◆ **DESCRIPTION OF THE TASK**:
Print all the records exactly, please.

◆ **DATA SHOWN**:
□ □ □ □

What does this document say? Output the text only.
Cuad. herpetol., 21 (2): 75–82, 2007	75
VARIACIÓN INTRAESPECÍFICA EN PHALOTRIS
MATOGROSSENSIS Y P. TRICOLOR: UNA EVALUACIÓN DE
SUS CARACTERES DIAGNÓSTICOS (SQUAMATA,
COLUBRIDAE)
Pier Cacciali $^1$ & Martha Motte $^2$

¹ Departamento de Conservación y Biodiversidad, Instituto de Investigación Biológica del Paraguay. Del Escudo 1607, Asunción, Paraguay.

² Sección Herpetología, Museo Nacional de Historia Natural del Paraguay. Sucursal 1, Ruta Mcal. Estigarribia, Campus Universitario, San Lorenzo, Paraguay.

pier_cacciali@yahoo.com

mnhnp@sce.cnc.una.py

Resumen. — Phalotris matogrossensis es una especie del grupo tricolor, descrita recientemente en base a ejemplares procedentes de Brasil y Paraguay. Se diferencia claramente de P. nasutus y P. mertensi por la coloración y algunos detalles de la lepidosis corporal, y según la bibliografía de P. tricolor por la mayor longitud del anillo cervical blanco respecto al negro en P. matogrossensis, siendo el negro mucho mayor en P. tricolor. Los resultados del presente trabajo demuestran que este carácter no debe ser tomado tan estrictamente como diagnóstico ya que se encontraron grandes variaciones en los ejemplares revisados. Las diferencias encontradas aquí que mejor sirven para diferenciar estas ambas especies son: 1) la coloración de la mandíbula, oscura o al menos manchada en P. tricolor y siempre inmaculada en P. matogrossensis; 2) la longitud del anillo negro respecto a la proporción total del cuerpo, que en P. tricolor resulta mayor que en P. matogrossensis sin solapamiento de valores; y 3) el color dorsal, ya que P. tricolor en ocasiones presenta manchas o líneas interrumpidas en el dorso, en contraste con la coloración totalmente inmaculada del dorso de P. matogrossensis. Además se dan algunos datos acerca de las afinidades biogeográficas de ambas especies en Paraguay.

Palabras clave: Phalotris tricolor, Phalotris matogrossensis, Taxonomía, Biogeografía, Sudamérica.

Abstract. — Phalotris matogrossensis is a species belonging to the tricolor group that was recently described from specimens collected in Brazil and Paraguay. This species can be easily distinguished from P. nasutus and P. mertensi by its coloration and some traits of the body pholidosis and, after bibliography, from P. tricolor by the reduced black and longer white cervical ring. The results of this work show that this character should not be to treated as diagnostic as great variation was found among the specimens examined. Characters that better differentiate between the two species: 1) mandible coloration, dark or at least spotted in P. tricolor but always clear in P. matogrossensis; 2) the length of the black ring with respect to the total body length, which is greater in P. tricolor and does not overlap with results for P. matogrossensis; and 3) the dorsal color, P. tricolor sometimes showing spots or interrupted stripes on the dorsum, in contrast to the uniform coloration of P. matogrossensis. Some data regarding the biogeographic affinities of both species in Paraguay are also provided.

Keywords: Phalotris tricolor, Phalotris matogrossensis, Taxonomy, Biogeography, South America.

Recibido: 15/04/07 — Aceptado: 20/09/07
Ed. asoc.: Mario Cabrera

□ □ □ □

◆ **ANSWER IN FULL**:
What does this document say? Output the text only.
Cuad. herpetol., 21 (2): 75–82, 2007	75
VARIACIÓN INTRAESPECÍFICA EN PHALOTRIS
MATOGROSSENSIS Y P. TRICOLOR: UNA EVALUACIÓN DE
SUS CARACTERES DIAGNÓSTICOS (SQUAMATA,
COLUBRIDAE)
Pier Cacciali $^1$ & Martha Motte $^2$

¹ Departamento de Conservación y Biodiversidad, Instituto de Investigación Biológica del Paraguay. Del Escudo 1607, Asunción, Paraguay.

² Sección Herpetología, Museo Nacional de Historia Natural del Paraguay. Sucursal 1, Ruta Mcal. Estigarribia, Campus Universitario, San Lorenzo, Paraguay.

pier_cacciali@yahoo.com

mnhnp@sce.cnc.una.py

Resumen. — Phalotris matogrossensis es una especie del grupo tricolor, descrita recientemente en base a ejemplares procedentes de Brasil y Paraguay. Se diferencia claramente de P. nasutus y P. mertensi por la coloración y algunos detalles de la lepidosis corporal, y según la bibliografía de P. tricolor por la mayor longitud del anillo cervical blanco respecto al negro en P. matogrossensis, siendo el negro mucho mayor en P. tricolor. Los resultados del presente trabajo demuestran que este carácter no debe ser tomado tan estrictamente como diagnóstico ya que se encontraron grandes variaciones en los ejemplares revisados. Las diferencias encontradas aquí que mejor sirven para diferenciar estas ambas especies son: 1) la coloración de la mandíbula, oscura o al menos manchada en P. tricolor y siempre inmaculada en P. matogrossensis; 2) la longitud del anillo negro respecto a la proporción total del cuerpo, que en P. tricolor resulta mayor que en P. matogrossensis sin solapamiento de valores; y 3) el color dorsal, ya que P. tricolor en ocasiones presenta manchas o líneas interrumpidas en el dorso, en contraste con la coloración totalmente inmaculada del dorso de P. matogrossensis. Además se dan algunos datos acerca de las afinidades biogeográficas de ambas especies en Paraguay.

Palabras clave: Phalotris tricolor, Phalotris matogrossensis, Taxonomía, Biogeografía, Sudamérica.

Abstract. — Phalotris matogrossensis is a species belonging to the tricolor group that was recently described from specimens collected in Brazil and Paraguay. This species can be easily distinguished from P. nasutus and P. mertensi by its coloration and some traits of the body pholidosis and, after bibliography, from P. tricolor by the reduced black and longer white cervical ring. The results of this work show that this character should not be to treated as diagnostic as great variation was found among the specimens examined. Characters that better differentiate between the two species: 1) mandible coloration, dark or at least spotted in P. tricolor but always clear in P. matogrossensis; 2) the length of the black ring with respect to the total body length, which is greater in P. tricolor and does not overlap with results for P. matogrossensis; and 3) the dorsal color, P. tricolor sometimes showing spots or interrupted stripes on the dorsum, in contrast to the uniform coloration of P. matogrossensis. Some data regarding the biogeographic affinities of both species in Paraguay are also provided.

Keywords: Phalotris tricolor, Phalotris matogrossensis, Taxonomy, Biogeography, South America.

Recibido: 15/04/07 — Aceptado: 20/09/07
Ed. asoc.: Mario Cabrera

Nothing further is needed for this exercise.